## [INSTRUCTIONS FOR THE TASK]
Copy the data word for word, keeping every line.
[ITEMS start]
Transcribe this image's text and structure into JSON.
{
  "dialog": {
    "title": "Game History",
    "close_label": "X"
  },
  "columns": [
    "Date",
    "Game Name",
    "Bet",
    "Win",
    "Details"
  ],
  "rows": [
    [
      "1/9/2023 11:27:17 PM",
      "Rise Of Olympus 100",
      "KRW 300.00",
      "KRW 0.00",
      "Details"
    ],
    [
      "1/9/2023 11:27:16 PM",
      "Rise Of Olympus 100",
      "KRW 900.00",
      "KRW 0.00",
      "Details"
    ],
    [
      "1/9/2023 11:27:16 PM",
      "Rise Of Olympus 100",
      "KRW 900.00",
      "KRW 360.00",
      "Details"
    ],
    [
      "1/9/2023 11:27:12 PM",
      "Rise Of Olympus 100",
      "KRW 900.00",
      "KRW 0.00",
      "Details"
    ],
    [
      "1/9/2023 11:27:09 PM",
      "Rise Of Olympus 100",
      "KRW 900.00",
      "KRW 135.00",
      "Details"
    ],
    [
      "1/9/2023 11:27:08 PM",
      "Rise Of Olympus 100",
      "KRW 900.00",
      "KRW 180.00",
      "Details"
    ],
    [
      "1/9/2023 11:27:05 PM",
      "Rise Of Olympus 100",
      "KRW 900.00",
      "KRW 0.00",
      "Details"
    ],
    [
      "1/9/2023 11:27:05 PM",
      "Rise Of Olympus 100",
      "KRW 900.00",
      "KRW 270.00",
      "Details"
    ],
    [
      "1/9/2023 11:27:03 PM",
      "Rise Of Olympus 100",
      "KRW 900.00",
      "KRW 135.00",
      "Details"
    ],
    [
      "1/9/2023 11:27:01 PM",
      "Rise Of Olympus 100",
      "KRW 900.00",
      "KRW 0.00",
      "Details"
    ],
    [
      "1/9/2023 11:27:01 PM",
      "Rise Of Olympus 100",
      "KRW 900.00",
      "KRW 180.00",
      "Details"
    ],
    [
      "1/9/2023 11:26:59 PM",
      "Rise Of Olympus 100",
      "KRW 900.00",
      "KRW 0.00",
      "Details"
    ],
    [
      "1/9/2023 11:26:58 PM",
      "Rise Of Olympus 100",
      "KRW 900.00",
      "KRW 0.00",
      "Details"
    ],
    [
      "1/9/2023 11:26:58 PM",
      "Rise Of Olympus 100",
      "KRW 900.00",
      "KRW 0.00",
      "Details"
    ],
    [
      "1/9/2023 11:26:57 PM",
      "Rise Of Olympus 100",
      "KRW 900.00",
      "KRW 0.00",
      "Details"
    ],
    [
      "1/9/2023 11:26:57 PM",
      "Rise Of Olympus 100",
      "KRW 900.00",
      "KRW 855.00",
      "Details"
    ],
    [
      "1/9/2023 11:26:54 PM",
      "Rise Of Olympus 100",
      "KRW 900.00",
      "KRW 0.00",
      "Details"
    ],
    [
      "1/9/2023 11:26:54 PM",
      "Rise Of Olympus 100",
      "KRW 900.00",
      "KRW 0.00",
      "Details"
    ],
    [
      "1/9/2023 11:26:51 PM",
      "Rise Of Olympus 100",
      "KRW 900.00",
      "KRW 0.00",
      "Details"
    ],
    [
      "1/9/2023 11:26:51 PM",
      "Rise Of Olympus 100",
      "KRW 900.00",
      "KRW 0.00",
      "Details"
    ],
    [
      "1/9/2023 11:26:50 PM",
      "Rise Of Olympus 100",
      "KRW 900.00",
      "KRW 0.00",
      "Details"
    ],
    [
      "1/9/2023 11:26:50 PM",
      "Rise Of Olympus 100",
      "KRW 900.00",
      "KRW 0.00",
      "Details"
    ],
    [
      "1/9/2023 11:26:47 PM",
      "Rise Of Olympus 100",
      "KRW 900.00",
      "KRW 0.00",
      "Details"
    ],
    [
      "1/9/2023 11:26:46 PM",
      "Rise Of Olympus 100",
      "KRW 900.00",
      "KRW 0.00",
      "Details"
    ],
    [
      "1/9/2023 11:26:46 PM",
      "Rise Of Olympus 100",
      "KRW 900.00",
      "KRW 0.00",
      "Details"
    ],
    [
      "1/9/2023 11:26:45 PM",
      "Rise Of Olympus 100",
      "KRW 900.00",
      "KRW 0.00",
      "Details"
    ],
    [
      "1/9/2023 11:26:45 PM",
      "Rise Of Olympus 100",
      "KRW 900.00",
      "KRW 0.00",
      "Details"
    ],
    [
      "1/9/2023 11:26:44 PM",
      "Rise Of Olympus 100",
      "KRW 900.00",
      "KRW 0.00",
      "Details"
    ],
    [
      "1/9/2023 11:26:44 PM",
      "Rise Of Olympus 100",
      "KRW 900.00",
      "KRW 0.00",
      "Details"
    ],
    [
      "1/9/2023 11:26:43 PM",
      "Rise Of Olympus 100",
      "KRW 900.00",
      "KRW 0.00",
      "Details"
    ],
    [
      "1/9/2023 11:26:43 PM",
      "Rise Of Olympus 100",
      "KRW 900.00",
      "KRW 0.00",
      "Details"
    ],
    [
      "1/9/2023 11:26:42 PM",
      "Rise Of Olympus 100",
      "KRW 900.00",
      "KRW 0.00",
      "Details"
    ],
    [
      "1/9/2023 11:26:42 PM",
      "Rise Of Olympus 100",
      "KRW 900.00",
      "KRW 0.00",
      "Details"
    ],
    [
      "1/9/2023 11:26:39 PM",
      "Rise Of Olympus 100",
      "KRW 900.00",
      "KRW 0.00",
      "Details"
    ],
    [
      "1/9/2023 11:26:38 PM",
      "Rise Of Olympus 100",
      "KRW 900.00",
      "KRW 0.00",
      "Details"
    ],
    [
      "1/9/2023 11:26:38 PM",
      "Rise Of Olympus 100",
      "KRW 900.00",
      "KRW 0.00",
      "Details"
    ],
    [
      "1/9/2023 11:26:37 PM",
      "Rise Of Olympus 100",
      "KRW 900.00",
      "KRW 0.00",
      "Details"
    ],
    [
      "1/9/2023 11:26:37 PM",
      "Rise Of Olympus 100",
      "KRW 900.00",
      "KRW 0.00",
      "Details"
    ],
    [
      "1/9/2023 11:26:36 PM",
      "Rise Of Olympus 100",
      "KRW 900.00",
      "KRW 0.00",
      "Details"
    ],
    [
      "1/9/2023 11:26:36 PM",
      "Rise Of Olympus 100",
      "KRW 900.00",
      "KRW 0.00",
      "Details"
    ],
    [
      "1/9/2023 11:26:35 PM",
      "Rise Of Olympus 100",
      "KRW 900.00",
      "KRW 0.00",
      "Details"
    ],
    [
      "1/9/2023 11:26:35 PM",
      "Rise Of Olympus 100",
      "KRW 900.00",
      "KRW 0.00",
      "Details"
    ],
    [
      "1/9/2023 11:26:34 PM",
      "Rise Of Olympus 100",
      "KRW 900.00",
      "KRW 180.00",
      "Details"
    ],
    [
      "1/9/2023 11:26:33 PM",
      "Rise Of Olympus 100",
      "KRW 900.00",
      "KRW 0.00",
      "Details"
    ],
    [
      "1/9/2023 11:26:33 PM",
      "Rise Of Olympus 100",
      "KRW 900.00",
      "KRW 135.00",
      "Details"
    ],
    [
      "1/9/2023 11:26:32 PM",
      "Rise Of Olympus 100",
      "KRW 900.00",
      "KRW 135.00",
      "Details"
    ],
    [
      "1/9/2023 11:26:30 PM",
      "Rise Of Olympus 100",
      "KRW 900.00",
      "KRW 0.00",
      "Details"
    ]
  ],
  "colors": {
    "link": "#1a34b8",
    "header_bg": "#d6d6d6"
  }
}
[ITEMS end]
## [EXERCISE RESULT]
Transcribe this image's text and structure into JSON.
{
  "dialog": {
    "title": "Game History",
    "close_label": "X"
  },
  "columns": [
    "Date",
    "Game Name",
    "Bet",
    "Win",
    "Details"
  ],
  "rows": [
    [
      "1/9/2023 11:27:17 PM",
      "Rise Of Olympus 100",
      "KRW 300.00",
      "KRW 0.00",
      "Details"
    ],
    [
      "1/9/2023 11:27:16 PM",
      "Rise Of Olympus 100",
      "KRW 900.00",
      "KRW 0.00",
      "Details"
    ],
    [
      "1/9/2023 11:27:16 PM",
      "Rise Of Olympus 100",
      "KRW 900.00",
      "KRW 360.00",
      "Details"
    ],
    [
      "1/9/2023 11:27:12 PM",
      "Rise Of Olympus 100",
      "KRW 900.00",
      "KRW 0.00",
      "Details"
    ],
    [
      "1/9/2023 11:27:09 PM",
      "Rise Of Olympus 100",
      "KRW 900.00",
      "KRW 135.00",
      "Details"
    ],
    [
      "1/9/2023 11:27:08 PM",
      "Rise Of Olympus 100",
      "KRW 900.00",
      "KRW 180.00",
      "Details"
    ],
    [
      "1/9/2023 11:27:05 PM",
      "Rise Of Olympus 100",
      "KRW 900.00",
      "KRW 0.00",
      "Details"
    ],
    [
      "1/9/2023 11:27:05 PM",
      "Rise Of Olympus 100",
      "KRW 900.00",
      "KRW 270.00",
      "Details"
    ],
    [
      "1/9/2023 11:27:03 PM",
      "Rise Of Olympus 100",
      "KRW 900.00",
      "KRW 135.00",
      "Details"
    ],
    [
      "1/9/2023 11:27:01 PM",
      "Rise Of Olympus 100",
      "KRW 900.00",
      "KRW 0.00",
      "Details"
    ],
    [
      "1/9/2023 11:27:01 PM",
      "Rise Of Olympus 100",
      "KRW 900.00",
      "KRW 180.00",
      "Details"
    ],
    [
      "1/9/2023 11:26:59 PM",
      "Rise Of Olympus 100",
      "KRW 900.00",
      "KRW 0.00",
      "Details"
    ],
    [
      "1/9/2023 11:26:58 PM",
      "Rise Of Olympus 100",
      "KRW 900.00",
      "KRW 0.00",
      "Details"
    ],
    [
      "1/9/2023 11:26:58 PM",
      "Rise Of Olympus 100",
      "KRW 900.00",
      "KRW 0.00",
      "Details"
    ],
    [
      "1/9/2023 11:26:57 PM",
      "Rise Of Olympus 100",
      "KRW 900.00",
      "KRW 0.00",
      "Details"
    ],
    [
      "1/9/2023 11:26:57 PM",
      "Rise Of Olympus 100",
      "KRW 900.00",
      "KRW 855.00",
      "Details"
    ],
    [
      "1/9/2023 11:26:54 PM",
      "Rise Of Olympus 100",
      "KRW 900.00",
      "KRW 0.00",
      "Details"
    ],
    [
      "1/9/2023 11:26:54 PM",
      "Rise Of Olympus 100",
      "KRW 900.00",
      "KRW 0.00",
      "Details"
    ],
    [
      "1/9/2023 11:26:51 PM",
      "Rise Of Olympus 100",
      "KRW 900.00",
      "KRW 0.00",
      "Details"
    ],
    [
      "1/9/2023 11:26:51 PM",
      "Rise Of Olympus 100",
      "KRW 900.00",
      "KRW 0.00",
      "Details"
    ],
    [
      "1/9/2023 11:26:50 PM",
      "Rise Of Olympus 100",
      "KRW 900.00",
      "KRW 0.00",
      "Details"
    ],
    [
      "1/9/2023 11:26:50 PM",
      "Rise Of Olympus 100",
      "KRW 900.00",
      "KRW 0.00",
      "Details"
    ],
    [
      "1/9/2023 11:26:47 PM",
      "Rise Of Olympus 100",
      "KRW 900.00",
      "KRW 0.00",
      "Details"
    ],
    [
      "1/9/2023 11:26:46 PM",
      "Rise Of Olympus 100",
      "KRW 900.00",
      "KRW 0.00",
      "Details"
    ],
    [
      "1/9/2023 11:26:46 PM",
      "Rise Of Olympus 100",
      "KRW 900.00",
      "KRW 0.00",
      "Details"
    ],
    [
      "1/9/2023 11:26:45 PM",
      "Rise Of Olympus 100",
      "KRW 900.00",
      "KRW 0.00",
      "Details"
    ],
    [
      "1/9/2023 11:26:45 PM",
      "Rise Of Olympus 100",
      "KRW 900.00",
      "KRW 0.00",
      "Details"
    ],
    [
      "1/9/2023 11:26:44 PM",
      "Rise Of Olympus 100",
      "KRW 900.00",
      "KRW 0.00",
      "Details"
    ],
    [
      "1/9/2023 11:26:44 PM",
      "Rise Of Olympus 100",
      "KRW 900.00",
      "KRW 0.00",
      "Details"
    ],
    [
      "1/9/2023 11:26:43 PM",
      "Rise Of Olympus 100",
      "KRW 900.00",
      "KRW 0.00",
      "Details"
    ],
    [
      "1/9/2023 11:26:43 PM",
      "Rise Of Olympus 100",
      "KRW 900.00",
      "KRW 0.00",
      "Details"
    ],
    [
      "1/9/2023 11:26:42 PM",
      "Rise Of Olympus 100",
      "KRW 900.00",
      "KRW 0.00",
      "Details"
    ],
    [
      "1/9/2023 11:26:42 PM",
      "Rise Of Olympus 100",
      "KRW 900.00",
      "KRW 0.00",
      "Details"
    ],
    [
      "1/9/2023 11:26:39 PM",
      "Rise Of Olympus 100",
      "KRW 900.00",
      "KRW 0.00",
      "Details"
    ],
    [
      "1/9/2023 11:26:38 PM",
      "Rise Of Olympus 100",
      "KRW 900.00",
      "KRW 0.00",
      "Details"
    ],
    [
      "1/9/2023 11:26:38 PM",
      "Rise Of Olympus 100",
      "KRW 900.00",
      "KRW 0.00",
      "Details"
    ],
    [
      "1/9/2023 11:26:37 PM",
      "Rise Of Olympus 100",
      "KRW 900.00",
      "KRW 0.00",
      "Details"
    ],
    [
      "1/9/2023 11:26:37 PM",
      "Rise Of Olympus 100",
      "KRW 900.00",
      "KRW 0.00",
      "Details"
    ],
    [
      "1/9/2023 11:26:36 PM",
      "Rise Of Olympus 100",
      "KRW 900.00",
      "KRW 0.00",
      "Details"
    ],
    [
      "1/9/2023 11:26:36 PM",
      "Rise Of Olympus 100",
      "KRW 900.00",
      "KRW 0.00",
      "Details"
    ],
    [
      "1/9/2023 11:26:35 PM",
      "Rise Of Olympus 100",
      "KRW 900.00",
      "KRW 0.00",
      "Details"
    ],
    [
      "1/9/2023 11:26:35 PM",
      "Rise Of Olympus 100",
      "KRW 900.00",
      "KRW 0.00",
      "Details"
    ],
    [
      "1/9/2023 11:26:34 PM",
      "Rise Of Olympus 100",
      "KRW 900.00",
      "KRW 180.00",
      "Details"
    ],
    [
      "1/9/2023 11:26:33 PM",
      "Rise Of Olympus 100",
      "KRW 900.00",
      "KRW 0.00",
      "Details"
    ],
    [
      "1/9/2023 11:26:33 PM",
      "Rise Of Olympus 100",
      "KRW 900.00",
      "KRW 135.00",
      "Details"
    ],
    [
      "1/9/2023 11:26:32 PM",
      "Rise Of Olympus 100",
      "KRW 900.00",
      "KRW 135.00",
      "Details"
    ],
    [
      "1/9/2023 11:26:30 PM",
      "Rise Of Olympus 100",
      "KRW 900.00",
      "KRW 0.00",
      "Details"
    ]
  ],
  "colors": {
    "link": "#1a34b8",
    "header_bg": "#d6d6d6"
  }
}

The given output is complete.